# Work order:
Return the data verbatim, without pictures.

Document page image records
>>>

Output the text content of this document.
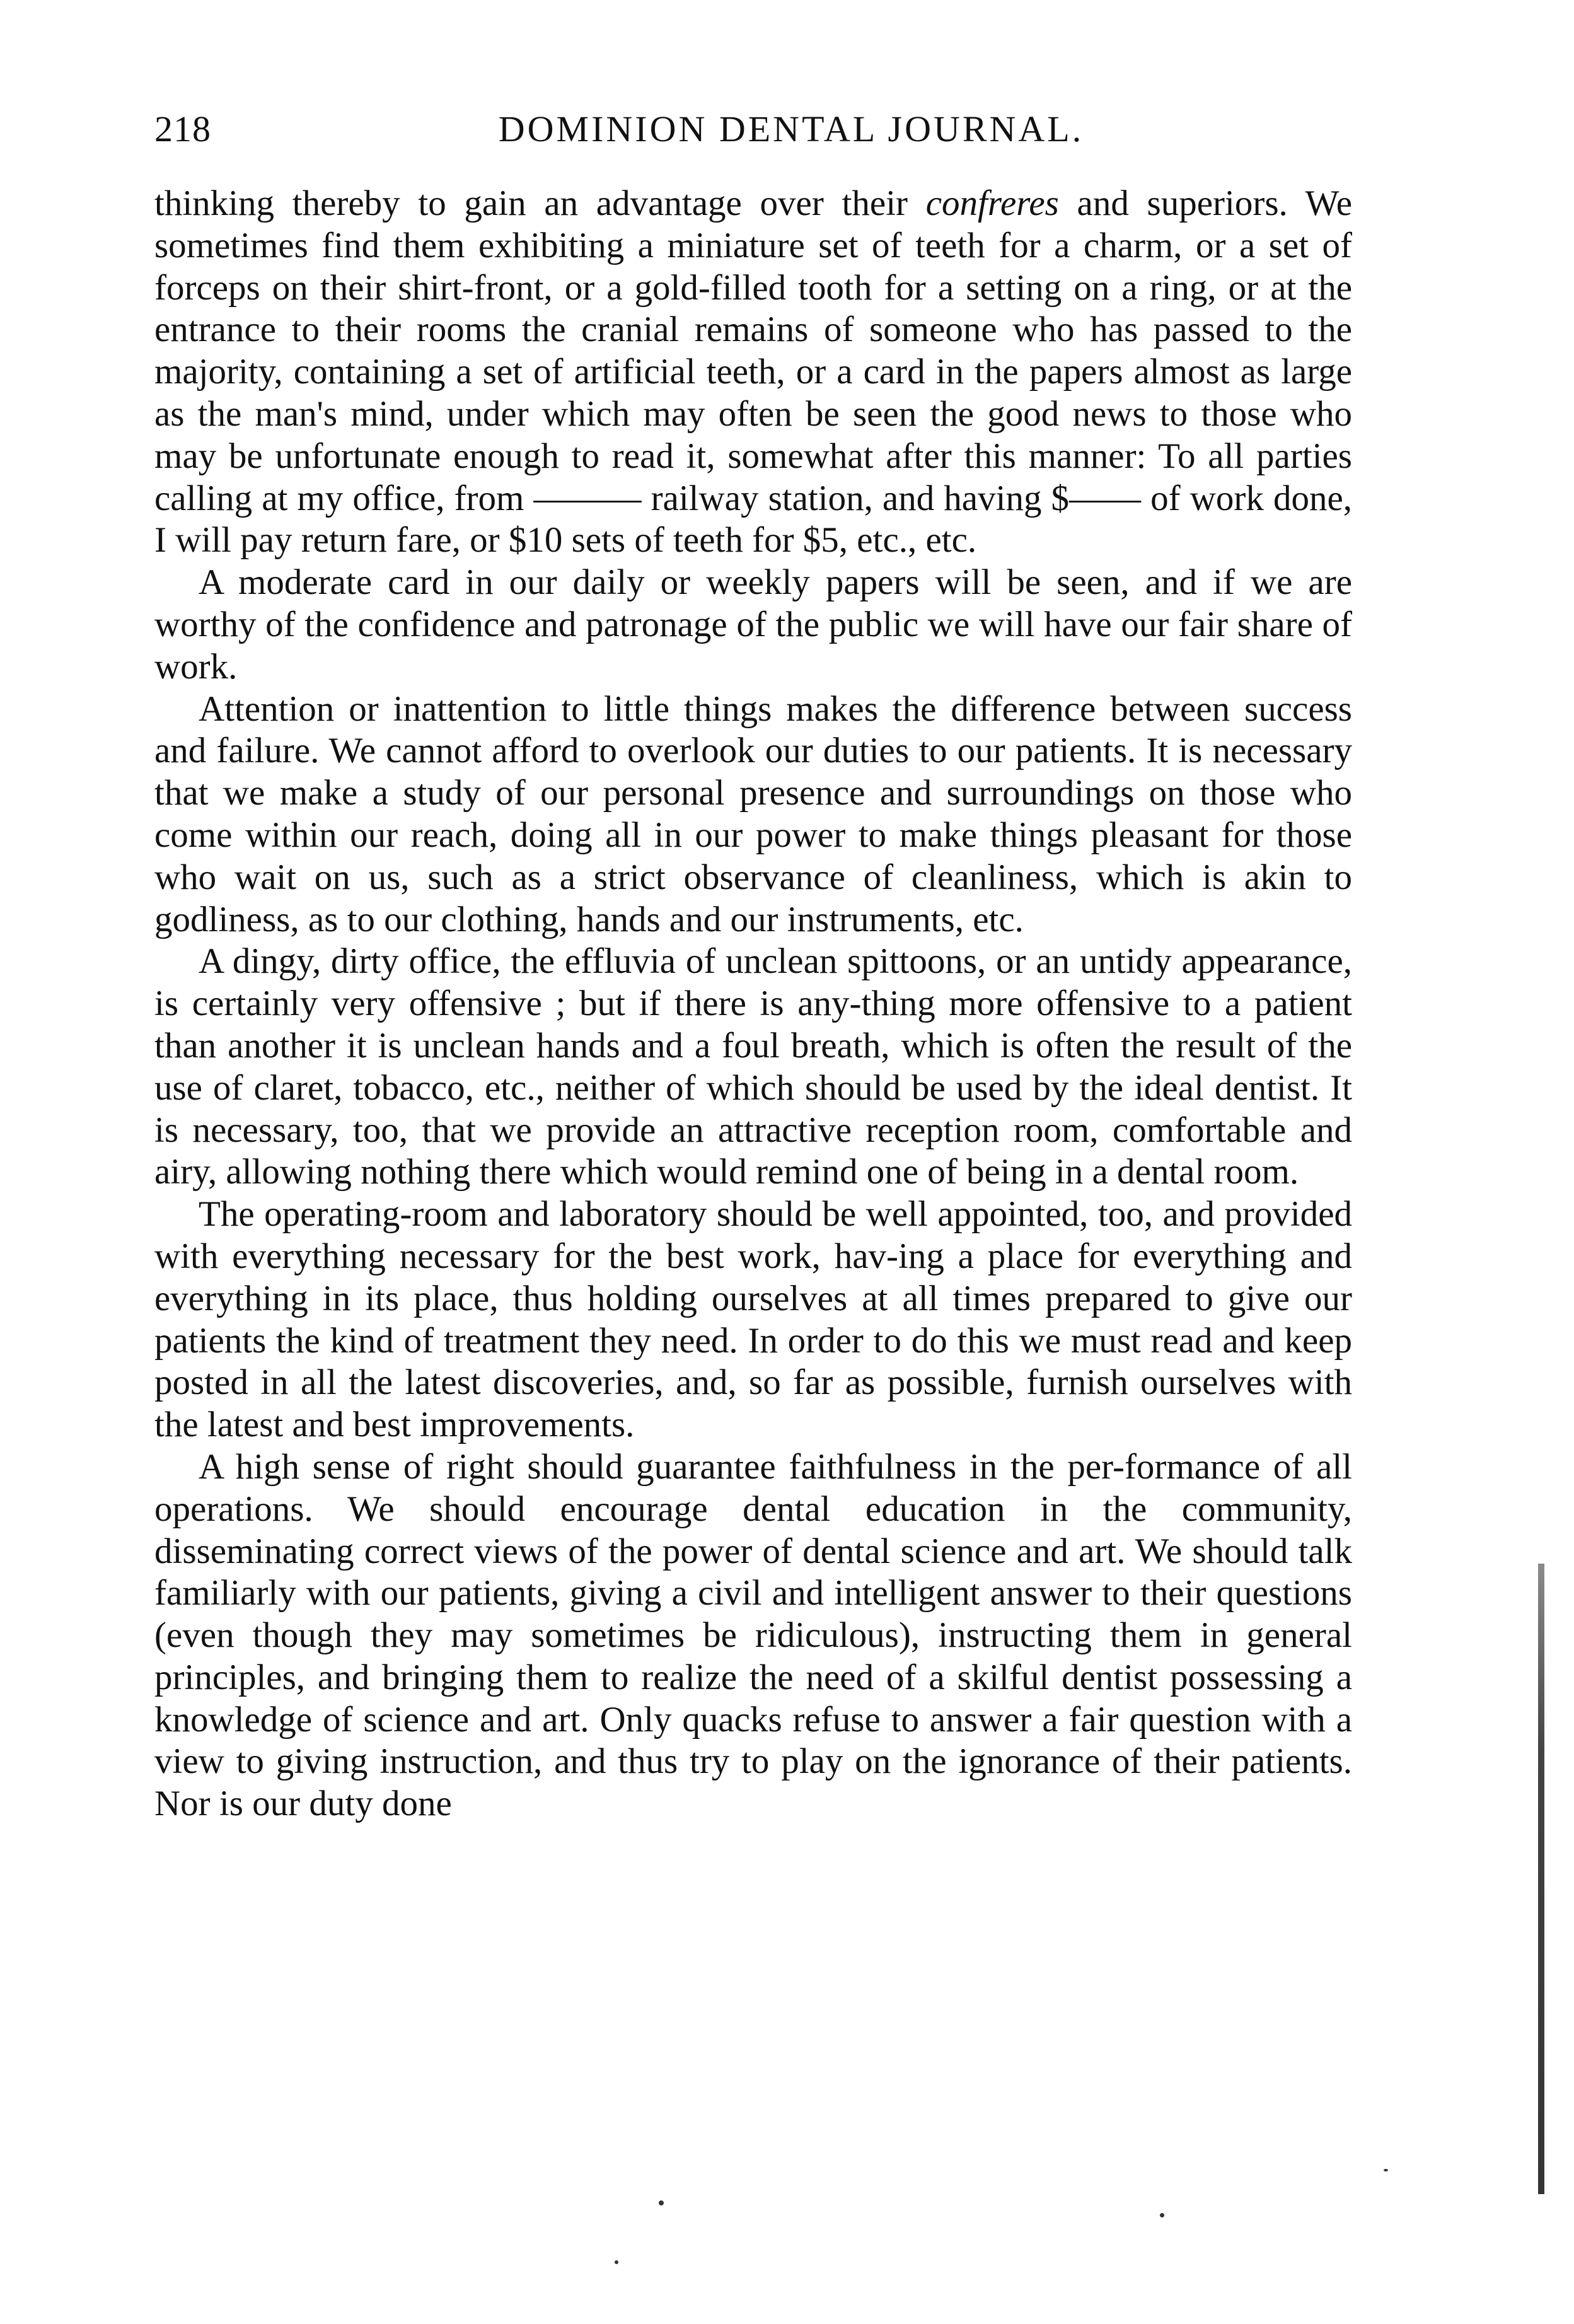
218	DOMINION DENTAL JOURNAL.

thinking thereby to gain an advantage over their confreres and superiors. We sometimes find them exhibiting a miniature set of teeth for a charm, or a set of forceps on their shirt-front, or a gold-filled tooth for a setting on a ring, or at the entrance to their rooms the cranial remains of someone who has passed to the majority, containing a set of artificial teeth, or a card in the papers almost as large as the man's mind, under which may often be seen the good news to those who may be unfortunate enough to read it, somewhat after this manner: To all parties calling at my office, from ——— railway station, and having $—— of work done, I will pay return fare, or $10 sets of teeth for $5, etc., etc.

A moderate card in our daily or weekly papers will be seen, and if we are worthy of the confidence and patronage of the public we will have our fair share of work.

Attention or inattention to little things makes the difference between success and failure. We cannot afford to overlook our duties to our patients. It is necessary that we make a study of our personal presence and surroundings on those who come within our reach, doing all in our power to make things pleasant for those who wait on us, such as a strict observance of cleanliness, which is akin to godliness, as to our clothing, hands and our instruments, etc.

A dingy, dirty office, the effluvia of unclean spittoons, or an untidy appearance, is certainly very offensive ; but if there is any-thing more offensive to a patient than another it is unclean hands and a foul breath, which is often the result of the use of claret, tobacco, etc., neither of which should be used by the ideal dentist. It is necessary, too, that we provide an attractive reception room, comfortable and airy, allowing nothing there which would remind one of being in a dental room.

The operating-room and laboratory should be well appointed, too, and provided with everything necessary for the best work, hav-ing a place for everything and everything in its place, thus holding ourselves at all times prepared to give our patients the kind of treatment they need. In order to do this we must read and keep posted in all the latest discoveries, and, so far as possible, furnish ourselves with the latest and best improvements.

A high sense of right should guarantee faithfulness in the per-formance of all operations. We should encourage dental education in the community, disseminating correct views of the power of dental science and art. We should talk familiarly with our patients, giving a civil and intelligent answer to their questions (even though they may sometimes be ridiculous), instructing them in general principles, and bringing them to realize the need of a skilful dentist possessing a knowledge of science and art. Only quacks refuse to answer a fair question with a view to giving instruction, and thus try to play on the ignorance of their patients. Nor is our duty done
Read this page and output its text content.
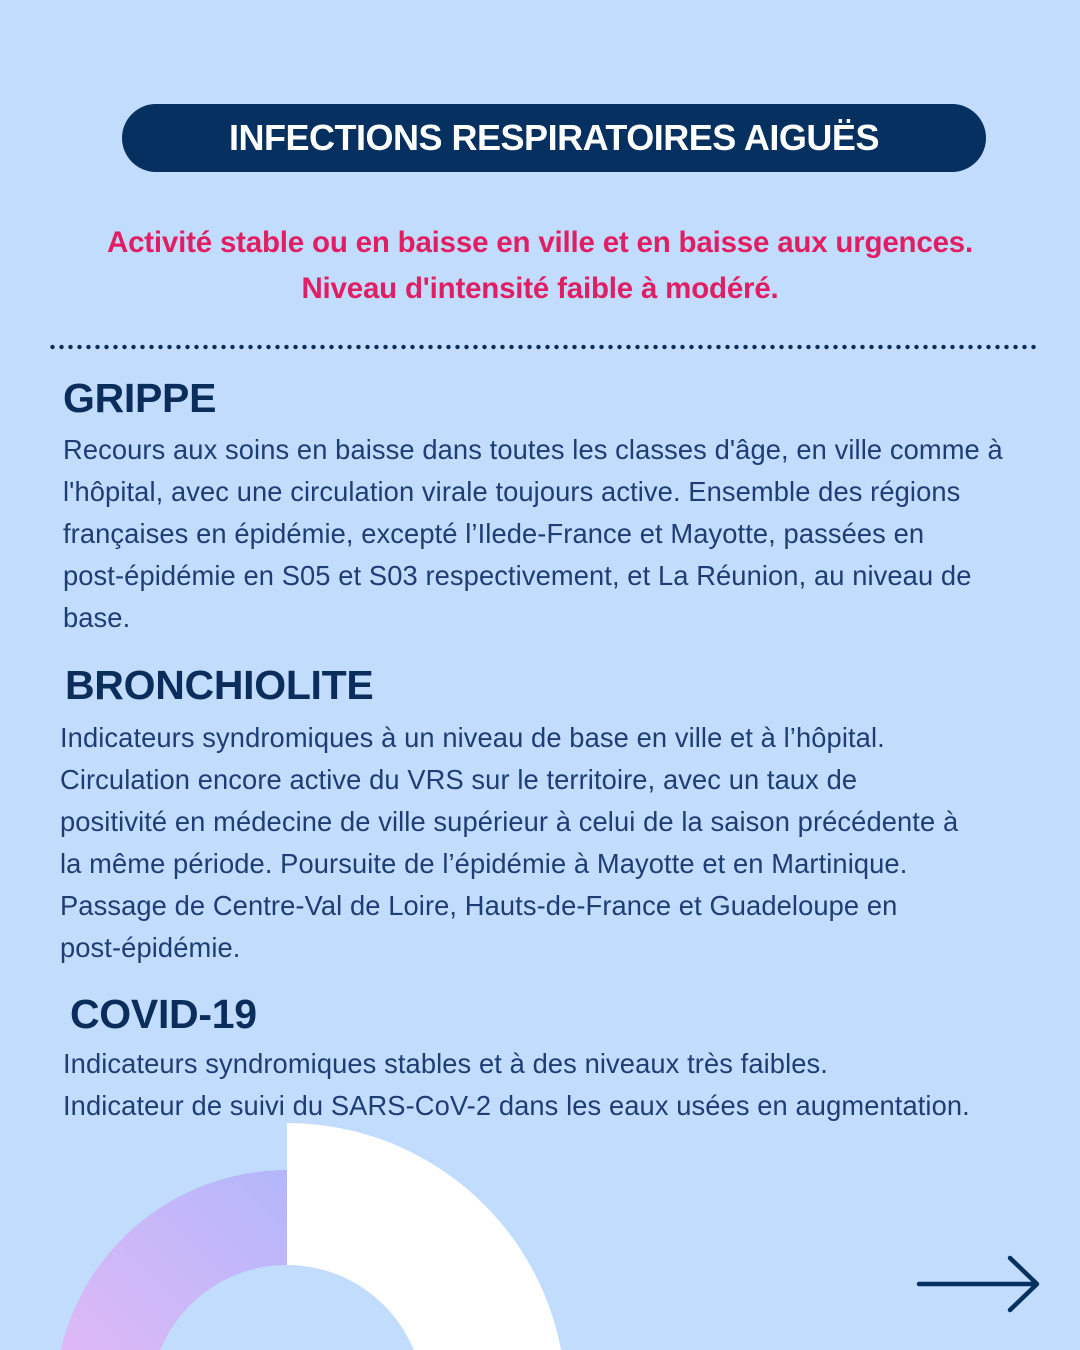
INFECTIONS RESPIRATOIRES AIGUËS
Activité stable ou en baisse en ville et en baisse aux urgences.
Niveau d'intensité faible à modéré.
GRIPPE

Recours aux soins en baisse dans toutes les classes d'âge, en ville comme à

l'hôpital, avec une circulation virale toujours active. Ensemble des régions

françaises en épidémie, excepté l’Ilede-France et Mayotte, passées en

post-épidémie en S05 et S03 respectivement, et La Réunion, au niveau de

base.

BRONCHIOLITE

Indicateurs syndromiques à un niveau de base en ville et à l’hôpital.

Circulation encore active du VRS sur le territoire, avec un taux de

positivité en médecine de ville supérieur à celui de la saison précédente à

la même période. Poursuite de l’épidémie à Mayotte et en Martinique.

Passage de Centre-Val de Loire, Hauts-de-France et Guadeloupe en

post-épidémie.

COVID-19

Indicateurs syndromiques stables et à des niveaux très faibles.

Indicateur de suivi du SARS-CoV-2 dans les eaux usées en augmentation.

<<<

# Response:
Output the text content of this document.
218	DOMINION DENTAL JOURNAL.

thinking thereby to gain an advantage over their confreres and superiors. We sometimes find them exhibiting a miniature set of teeth for a charm, or a set of forceps on their shirt-front, or a gold-filled tooth for a setting on a ring, or at the entrance to their rooms the cranial remains of someone who has passed to the majority, containing a set of artificial teeth, or a card in the papers almost as large as the man's mind, under which may often be seen the good news to those who may be unfortunate enough to read it, somewhat after this manner: To all parties calling at my office, from ——— railway station, and having $—— of work done, I will pay return fare, or $10 sets of teeth for $5, etc., etc.

A moderate card in our daily or weekly papers will be seen, and if we are worthy of the confidence and patronage of the public we will have our fair share of work.

Attention or inattention to little things makes the difference between success and failure. We cannot afford to overlook our duties to our patients. It is necessary that we make a study of our personal presence and surroundings on those who come within our reach, doing all in our power to make things pleasant for those who wait on us, such as a strict observance of cleanliness, which is akin to godliness, as to our clothing, hands and our instruments, etc.

A dingy, dirty office, the effluvia of unclean spittoons, or an untidy appearance, is certainly very offensive ; but if there is any-thing more offensive to a patient than another it is unclean hands and a foul breath, which is often the result of the use of claret, tobacco, etc., neither of which should be used by the ideal dentist. It is necessary, too, that we provide an attractive reception room, comfortable and airy, allowing nothing there which would remind one of being in a dental room.

The operating-room and laboratory should be well appointed, too, and provided with everything necessary for the best work, hav-ing a place for everything and everything in its place, thus holding ourselves at all times prepared to give our patients the kind of treatment they need. In order to do this we must read and keep posted in all the latest discoveries, and, so far as possible, furnish ourselves with the latest and best improvements.

A high sense of right should guarantee faithfulness in the per-formance of all operations. We should encourage dental education in the community, disseminating correct views of the power of dental science and art. We should talk familiarly with our patients, giving a civil and intelligent answer to their questions (even though they may sometimes be ridiculous), instructing them in general principles, and bringing them to realize the need of a skilful dentist possessing a knowledge of science and art. Only quacks refuse to answer a fair question with a view to giving instruction, and thus try to play on the ignorance of their patients. Nor is our duty done
Read this page and output its text content.
INFECTIONS RESPIRATOIRES AIGUËS
Activité stable ou en baisse en ville et en baisse aux urgences.
Niveau d'intensité faible à modéré.
GRIPPE

Recours aux soins en baisse dans toutes les classes d'âge, en ville comme à

l'hôpital, avec une circulation virale toujours active. Ensemble des régions

françaises en épidémie, excepté l’Ilede-France et Mayotte, passées en

post-épidémie en S05 et S03 respectivement, et La Réunion, au niveau de

base.

BRONCHIOLITE

Indicateurs syndromiques à un niveau de base en ville et à l’hôpital.

Circulation encore active du VRS sur le territoire, avec un taux de

positivité en médecine de ville supérieur à celui de la saison précédente à

la même période. Poursuite de l’épidémie à Mayotte et en Martinique.

Passage de Centre-Val de Loire, Hauts-de-France et Guadeloupe en

post-épidémie.

COVID-19

Indicateurs syndromiques stables et à des niveaux très faibles.

Indicateur de suivi du SARS-CoV-2 dans les eaux usées en augmentation.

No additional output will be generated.